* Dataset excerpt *
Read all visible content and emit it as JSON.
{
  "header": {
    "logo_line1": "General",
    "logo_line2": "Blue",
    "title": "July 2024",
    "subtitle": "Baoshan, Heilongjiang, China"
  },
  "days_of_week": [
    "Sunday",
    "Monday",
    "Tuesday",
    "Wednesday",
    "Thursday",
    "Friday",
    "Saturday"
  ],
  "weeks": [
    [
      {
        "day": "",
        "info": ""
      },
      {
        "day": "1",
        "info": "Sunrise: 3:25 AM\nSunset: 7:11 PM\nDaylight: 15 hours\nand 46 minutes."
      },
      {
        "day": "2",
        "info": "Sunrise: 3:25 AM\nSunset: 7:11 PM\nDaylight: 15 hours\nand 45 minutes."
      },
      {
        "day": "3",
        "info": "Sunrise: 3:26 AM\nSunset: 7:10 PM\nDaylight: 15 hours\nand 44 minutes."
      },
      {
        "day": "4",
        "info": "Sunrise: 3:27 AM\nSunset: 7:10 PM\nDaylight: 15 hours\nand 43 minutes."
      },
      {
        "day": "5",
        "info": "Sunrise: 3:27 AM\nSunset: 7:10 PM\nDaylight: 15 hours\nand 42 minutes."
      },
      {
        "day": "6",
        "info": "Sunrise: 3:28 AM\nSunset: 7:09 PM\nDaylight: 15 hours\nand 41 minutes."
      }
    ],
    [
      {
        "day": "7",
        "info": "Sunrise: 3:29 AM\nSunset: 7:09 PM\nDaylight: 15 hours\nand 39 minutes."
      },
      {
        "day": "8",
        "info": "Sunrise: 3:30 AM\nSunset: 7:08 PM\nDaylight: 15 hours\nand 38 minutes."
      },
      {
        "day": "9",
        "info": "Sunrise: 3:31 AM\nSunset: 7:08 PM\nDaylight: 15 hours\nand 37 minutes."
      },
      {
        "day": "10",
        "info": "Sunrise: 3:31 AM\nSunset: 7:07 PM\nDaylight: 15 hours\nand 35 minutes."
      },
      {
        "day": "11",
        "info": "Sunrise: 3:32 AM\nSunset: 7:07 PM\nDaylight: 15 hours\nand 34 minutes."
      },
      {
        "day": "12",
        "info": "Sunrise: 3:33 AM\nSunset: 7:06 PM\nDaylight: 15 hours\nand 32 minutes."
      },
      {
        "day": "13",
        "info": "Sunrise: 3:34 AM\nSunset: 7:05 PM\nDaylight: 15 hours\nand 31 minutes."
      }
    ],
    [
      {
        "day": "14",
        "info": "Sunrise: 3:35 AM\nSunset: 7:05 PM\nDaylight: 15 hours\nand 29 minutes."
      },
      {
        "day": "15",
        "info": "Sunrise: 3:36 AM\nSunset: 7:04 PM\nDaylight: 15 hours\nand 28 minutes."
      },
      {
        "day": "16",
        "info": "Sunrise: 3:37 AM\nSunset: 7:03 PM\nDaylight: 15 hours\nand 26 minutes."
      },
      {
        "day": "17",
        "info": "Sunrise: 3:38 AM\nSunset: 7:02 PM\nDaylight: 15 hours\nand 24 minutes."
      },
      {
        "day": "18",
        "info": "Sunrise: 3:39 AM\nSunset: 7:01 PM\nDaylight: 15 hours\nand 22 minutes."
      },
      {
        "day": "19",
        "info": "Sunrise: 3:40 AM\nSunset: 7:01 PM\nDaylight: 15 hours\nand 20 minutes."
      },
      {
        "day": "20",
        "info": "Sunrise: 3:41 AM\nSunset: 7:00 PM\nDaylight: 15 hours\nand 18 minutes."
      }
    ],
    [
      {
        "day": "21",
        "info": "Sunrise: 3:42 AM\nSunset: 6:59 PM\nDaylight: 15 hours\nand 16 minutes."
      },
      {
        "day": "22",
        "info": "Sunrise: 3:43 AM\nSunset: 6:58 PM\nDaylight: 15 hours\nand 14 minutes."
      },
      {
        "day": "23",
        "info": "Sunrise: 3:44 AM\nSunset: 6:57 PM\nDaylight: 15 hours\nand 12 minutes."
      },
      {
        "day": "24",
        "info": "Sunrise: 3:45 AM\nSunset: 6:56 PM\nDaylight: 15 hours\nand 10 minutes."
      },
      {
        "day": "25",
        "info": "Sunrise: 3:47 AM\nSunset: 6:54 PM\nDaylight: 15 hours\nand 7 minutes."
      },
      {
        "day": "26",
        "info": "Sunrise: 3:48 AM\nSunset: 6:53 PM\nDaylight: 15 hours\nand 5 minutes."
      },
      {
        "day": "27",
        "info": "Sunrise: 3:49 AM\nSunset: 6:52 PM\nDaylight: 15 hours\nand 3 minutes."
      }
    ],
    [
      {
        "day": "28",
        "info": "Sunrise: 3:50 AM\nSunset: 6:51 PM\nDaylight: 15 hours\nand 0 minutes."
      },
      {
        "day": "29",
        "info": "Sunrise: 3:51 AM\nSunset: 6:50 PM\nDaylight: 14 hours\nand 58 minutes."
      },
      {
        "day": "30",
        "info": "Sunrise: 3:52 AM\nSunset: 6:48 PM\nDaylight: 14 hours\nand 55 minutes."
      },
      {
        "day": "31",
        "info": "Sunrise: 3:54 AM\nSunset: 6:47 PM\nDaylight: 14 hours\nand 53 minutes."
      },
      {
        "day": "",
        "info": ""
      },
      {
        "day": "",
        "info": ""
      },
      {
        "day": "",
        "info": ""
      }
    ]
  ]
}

* What to produce *
Return each entry from the material above exactly as it appears.

* Expected answer *
Read all visible content and emit it as JSON.
{
  "header": {
    "logo_line1": "General",
    "logo_line2": "Blue",
    "title": "July 2024",
    "subtitle": "Baoshan, Heilongjiang, China"
  },
  "days_of_week": [
    "Sunday",
    "Monday",
    "Tuesday",
    "Wednesday",
    "Thursday",
    "Friday",
    "Saturday"
  ],
  "weeks": [
    [
      {
        "day": "",
        "info": ""
      },
      {
        "day": "1",
        "info": "Sunrise: 3:25 AM\nSunset: 7:11 PM\nDaylight: 15 hours\nand 46 minutes."
      },
      {
        "day": "2",
        "info": "Sunrise: 3:25 AM\nSunset: 7:11 PM\nDaylight: 15 hours\nand 45 minutes."
      },
      {
        "day": "3",
        "info": "Sunrise: 3:26 AM\nSunset: 7:10 PM\nDaylight: 15 hours\nand 44 minutes."
      },
      {
        "day": "4",
        "info": "Sunrise: 3:27 AM\nSunset: 7:10 PM\nDaylight: 15 hours\nand 43 minutes."
      },
      {
        "day": "5",
        "info": "Sunrise: 3:27 AM\nSunset: 7:10 PM\nDaylight: 15 hours\nand 42 minutes."
      },
      {
        "day": "6",
        "info": "Sunrise: 3:28 AM\nSunset: 7:09 PM\nDaylight: 15 hours\nand 41 minutes."
      }
    ],
    [
      {
        "day": "7",
        "info": "Sunrise: 3:29 AM\nSunset: 7:09 PM\nDaylight: 15 hours\nand 39 minutes."
      },
      {
        "day": "8",
        "info": "Sunrise: 3:30 AM\nSunset: 7:08 PM\nDaylight: 15 hours\nand 38 minutes."
      },
      {
        "day": "9",
        "info": "Sunrise: 3:31 AM\nSunset: 7:08 PM\nDaylight: 15 hours\nand 37 minutes."
      },
      {
        "day": "10",
        "info": "Sunrise: 3:31 AM\nSunset: 7:07 PM\nDaylight: 15 hours\nand 35 minutes."
      },
      {
        "day": "11",
        "info": "Sunrise: 3:32 AM\nSunset: 7:07 PM\nDaylight: 15 hours\nand 34 minutes."
      },
      {
        "day": "12",
        "info": "Sunrise: 3:33 AM\nSunset: 7:06 PM\nDaylight: 15 hours\nand 32 minutes."
      },
      {
        "day": "13",
        "info": "Sunrise: 3:34 AM\nSunset: 7:05 PM\nDaylight: 15 hours\nand 31 minutes."
      }
    ],
    [
      {
        "day": "14",
        "info": "Sunrise: 3:35 AM\nSunset: 7:05 PM\nDaylight: 15 hours\nand 29 minutes."
      },
      {
        "day": "15",
        "info": "Sunrise: 3:36 AM\nSunset: 7:04 PM\nDaylight: 15 hours\nand 28 minutes."
      },
      {
        "day": "16",
        "info": "Sunrise: 3:37 AM\nSunset: 7:03 PM\nDaylight: 15 hours\nand 26 minutes."
      },
      {
        "day": "17",
        "info": "Sunrise: 3:38 AM\nSunset: 7:02 PM\nDaylight: 15 hours\nand 24 minutes."
      },
      {
        "day": "18",
        "info": "Sunrise: 3:39 AM\nSunset: 7:01 PM\nDaylight: 15 hours\nand 22 minutes."
      },
      {
        "day": "19",
        "info": "Sunrise: 3:40 AM\nSunset: 7:01 PM\nDaylight: 15 hours\nand 20 minutes."
      },
      {
        "day": "20",
        "info": "Sunrise: 3:41 AM\nSunset: 7:00 PM\nDaylight: 15 hours\nand 18 minutes."
      }
    ],
    [
      {
        "day": "21",
        "info": "Sunrise: 3:42 AM\nSunset: 6:59 PM\nDaylight: 15 hours\nand 16 minutes."
      },
      {
        "day": "22",
        "info": "Sunrise: 3:43 AM\nSunset: 6:58 PM\nDaylight: 15 hours\nand 14 minutes."
      },
      {
        "day": "23",
        "info": "Sunrise: 3:44 AM\nSunset: 6:57 PM\nDaylight: 15 hours\nand 12 minutes."
      },
      {
        "day": "24",
        "info": "Sunrise: 3:45 AM\nSunset: 6:56 PM\nDaylight: 15 hours\nand 10 minutes."
      },
      {
        "day": "25",
        "info": "Sunrise: 3:47 AM\nSunset: 6:54 PM\nDaylight: 15 hours\nand 7 minutes."
      },
      {
        "day": "26",
        "info": "Sunrise: 3:48 AM\nSunset: 6:53 PM\nDaylight: 15 hours\nand 5 minutes."
      },
      {
        "day": "27",
        "info": "Sunrise: 3:49 AM\nSunset: 6:52 PM\nDaylight: 15 hours\nand 3 minutes."
      }
    ],
    [
      {
        "day": "28",
        "info": "Sunrise: 3:50 AM\nSunset: 6:51 PM\nDaylight: 15 hours\nand 0 minutes."
      },
      {
        "day": "29",
        "info": "Sunrise: 3:51 AM\nSunset: 6:50 PM\nDaylight: 14 hours\nand 58 minutes."
      },
      {
        "day": "30",
        "info": "Sunrise: 3:52 AM\nSunset: 6:48 PM\nDaylight: 14 hours\nand 55 minutes."
      },
      {
        "day": "31",
        "info": "Sunrise: 3:54 AM\nSunset: 6:47 PM\nDaylight: 14 hours\nand 53 minutes."
      },
      {
        "day": "",
        "info": ""
      },
      {
        "day": "",
        "info": ""
      },
      {
        "day": "",
        "info": ""
      }
    ]
  ]
}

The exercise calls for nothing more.